* Begin RECORDS FOR THIS EXERCISE *

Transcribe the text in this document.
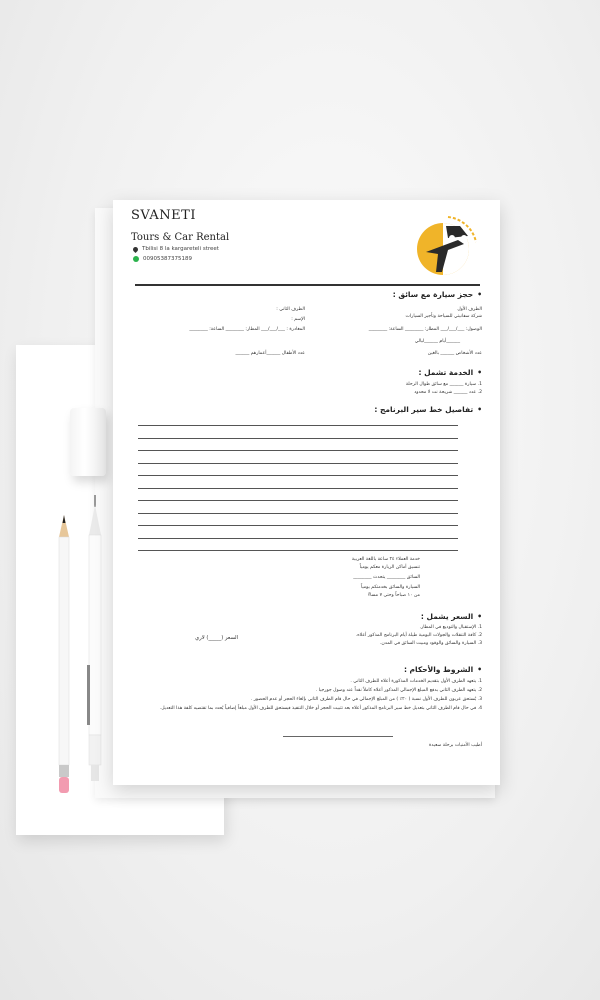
SVANETI
Tours & Car Rental
Tbilisi 8 la kargareteli street
00905387375189
• حجز سيارة مع سائق :
الطرف الأول
شركة سفانيتي للسياحة وتأجير السيارات
الطرف الثاني :
الإسم :
الوصول: ___/___/___ المطار: ________ الساعة: ________
المغادرة : ___/___/___ المطار: ________ الساعة: ________
______أيام ______ليالي
عدد الأشخاص ______ بالغين
عدد الأطفال ______أعمارهم ______
• الخدمة تشمل :
1. سيارة ______ مع سائق طوال الرحلة
2. عدد ______ شريحة نت لا محدود
• تفاصيل خط سير البرنامج :
خدمة العملاء ٢٤ ساعة باللغة العربية
تنسيق أماكن الزيارة معكم يومياً
السائق ________ يتحدث ________
السيارة والسائق بخدمتكم يومياً
من ١٠ صباحاً وحتى ٧ مساءً
• السعر يشمل :
1. الإستقبال والتوديع في المطار.
2. كافة التنقلات والجولات اليومية طيلة أيام البرنامج المذكور أعلاه.
3. السيارة والسائق والوقود ومبيت السائق في المدن.
السعر (_____) لاري
• الشروط والأحكام :
1. يتعهد الطرف الأول بتقديم الخدمات المذكورة أعلاه للطرف الثاني .
2. يتعهد الطرف الثاني بدفع المبلغ الإجمالي المذكور أعلاه كاملاً نقداً عند وصول جورجيا .
3. يُستحق عربون للطرف الأول نسبة ( ٢٠٪ ) من المبلغ الإجمالي في حال قام الطرف الثاني بإلغاء الحجز أو عدم الحضور .
4. في حال قام الطرف الثاني بتعديل خط سير البرنامج المذكور أعلاه بعد تثبيت الحجز أو خلال التنفيذ فيستحق للطرف الأول مبلغاً إضافياً يُحدد بما تقتضيه كلفة هذا التعديل.
أطيب الأمنيات برحلة سعيدة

* End RECORDS FOR THIS EXERCISE *

Quote each entry above verbatim and drop the pictures.

→ TASK SOLUTION
Transcribe the text in this document.
SVANETI
Tours & Car Rental
Tbilisi 8 la kargareteli street
00905387375189
• حجز سيارة مع سائق :
الطرف الأول
شركة سفانيتي للسياحة وتأجير السيارات
الطرف الثاني :
الإسم :
الوصول: ___/___/___ المطار: ________ الساعة: ________
المغادرة : ___/___/___ المطار: ________ الساعة: ________
______أيام ______ليالي
عدد الأشخاص ______ بالغين
عدد الأطفال ______أعمارهم ______
• الخدمة تشمل :
1. سيارة ______ مع سائق طوال الرحلة
2. عدد ______ شريحة نت لا محدود
• تفاصيل خط سير البرنامج :
خدمة العملاء ٢٤ ساعة باللغة العربية
تنسيق أماكن الزيارة معكم يومياً
السائق ________ يتحدث ________
السيارة والسائق بخدمتكم يومياً
من ١٠ صباحاً وحتى ٧ مساءً
• السعر يشمل :
1. الإستقبال والتوديع في المطار.
2. كافة التنقلات والجولات اليومية طيلة أيام البرنامج المذكور أعلاه.
3. السيارة والسائق والوقود ومبيت السائق في المدن.
السعر (_____) لاري
• الشروط والأحكام :
1. يتعهد الطرف الأول بتقديم الخدمات المذكورة أعلاه للطرف الثاني .
2. يتعهد الطرف الثاني بدفع المبلغ الإجمالي المذكور أعلاه كاملاً نقداً عند وصول جورجيا .
3. يُستحق عربون للطرف الأول نسبة ( ٢٠٪ ) من المبلغ الإجمالي في حال قام الطرف الثاني بإلغاء الحجز أو عدم الحضور .
4. في حال قام الطرف الثاني بتعديل خط سير البرنامج المذكور أعلاه بعد تثبيت الحجز أو خلال التنفيذ فيستحق للطرف الأول مبلغاً إضافياً يُحدد بما تقتضيه كلفة هذا التعديل.
أطيب الأمنيات برحلة سعيدة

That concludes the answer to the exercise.